What this task involves: Read through the data and report every line in which the word "name" occurs.

Dataset listings of figures:
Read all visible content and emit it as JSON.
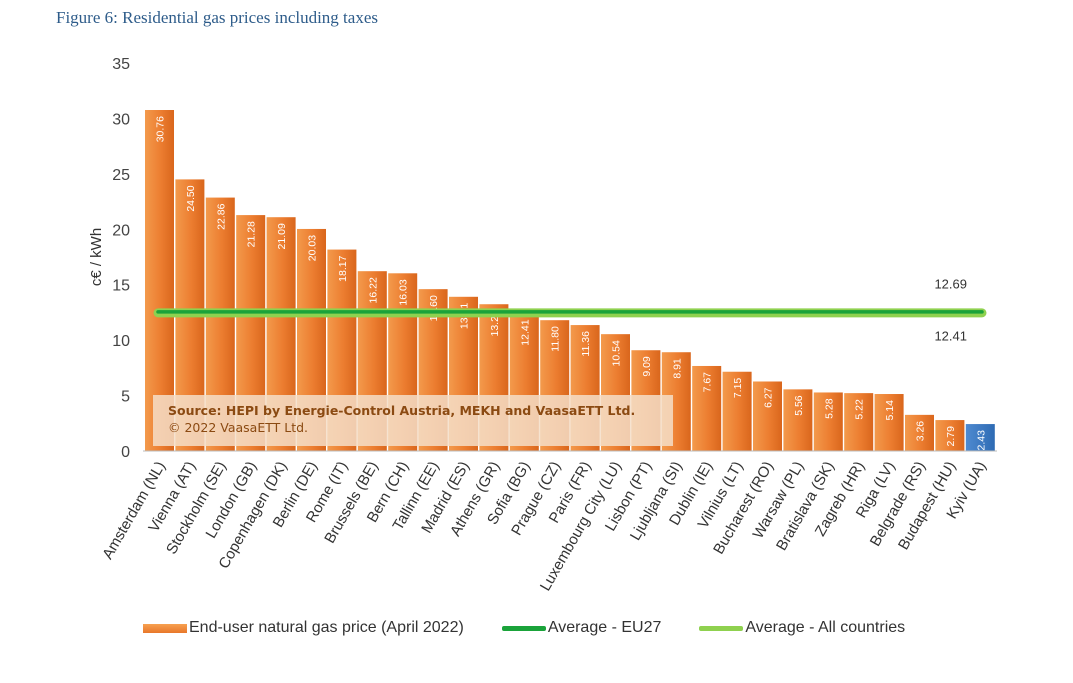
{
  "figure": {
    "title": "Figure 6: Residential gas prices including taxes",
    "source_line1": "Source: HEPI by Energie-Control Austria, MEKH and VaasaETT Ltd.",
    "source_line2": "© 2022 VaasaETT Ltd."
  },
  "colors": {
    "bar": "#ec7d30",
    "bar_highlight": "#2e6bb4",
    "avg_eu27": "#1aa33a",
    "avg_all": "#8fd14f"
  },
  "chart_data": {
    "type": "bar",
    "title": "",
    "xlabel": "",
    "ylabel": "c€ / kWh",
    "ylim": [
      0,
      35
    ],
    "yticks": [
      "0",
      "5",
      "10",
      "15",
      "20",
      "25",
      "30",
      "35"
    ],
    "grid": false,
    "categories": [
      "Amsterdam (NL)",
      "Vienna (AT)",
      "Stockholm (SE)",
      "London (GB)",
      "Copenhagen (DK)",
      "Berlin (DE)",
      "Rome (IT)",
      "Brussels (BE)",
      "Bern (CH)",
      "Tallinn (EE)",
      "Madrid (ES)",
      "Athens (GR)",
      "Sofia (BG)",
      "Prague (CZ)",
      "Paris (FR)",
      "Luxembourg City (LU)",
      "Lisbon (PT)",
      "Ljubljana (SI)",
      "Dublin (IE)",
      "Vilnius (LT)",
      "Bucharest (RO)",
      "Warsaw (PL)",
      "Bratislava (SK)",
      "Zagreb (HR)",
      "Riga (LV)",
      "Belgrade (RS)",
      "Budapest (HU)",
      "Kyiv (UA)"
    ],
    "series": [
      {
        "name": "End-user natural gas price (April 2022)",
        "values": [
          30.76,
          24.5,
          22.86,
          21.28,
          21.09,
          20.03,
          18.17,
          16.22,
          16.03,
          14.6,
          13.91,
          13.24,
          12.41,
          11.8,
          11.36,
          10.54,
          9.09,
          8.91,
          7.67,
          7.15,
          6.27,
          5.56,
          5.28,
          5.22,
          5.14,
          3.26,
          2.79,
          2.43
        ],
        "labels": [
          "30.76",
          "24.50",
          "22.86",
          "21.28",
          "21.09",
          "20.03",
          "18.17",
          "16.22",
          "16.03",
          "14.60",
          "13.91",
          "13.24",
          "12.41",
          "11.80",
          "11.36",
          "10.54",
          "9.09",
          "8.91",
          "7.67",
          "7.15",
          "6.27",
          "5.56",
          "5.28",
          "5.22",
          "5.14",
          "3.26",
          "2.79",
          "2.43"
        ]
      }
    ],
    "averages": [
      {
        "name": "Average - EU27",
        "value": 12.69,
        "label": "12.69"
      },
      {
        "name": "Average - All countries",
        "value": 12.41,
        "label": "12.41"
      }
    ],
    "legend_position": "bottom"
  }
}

Complete answer:
        "name": "End-user natural gas price (April 2022)",
        "name": "Average - EU27",
        "name": "Average - All countries",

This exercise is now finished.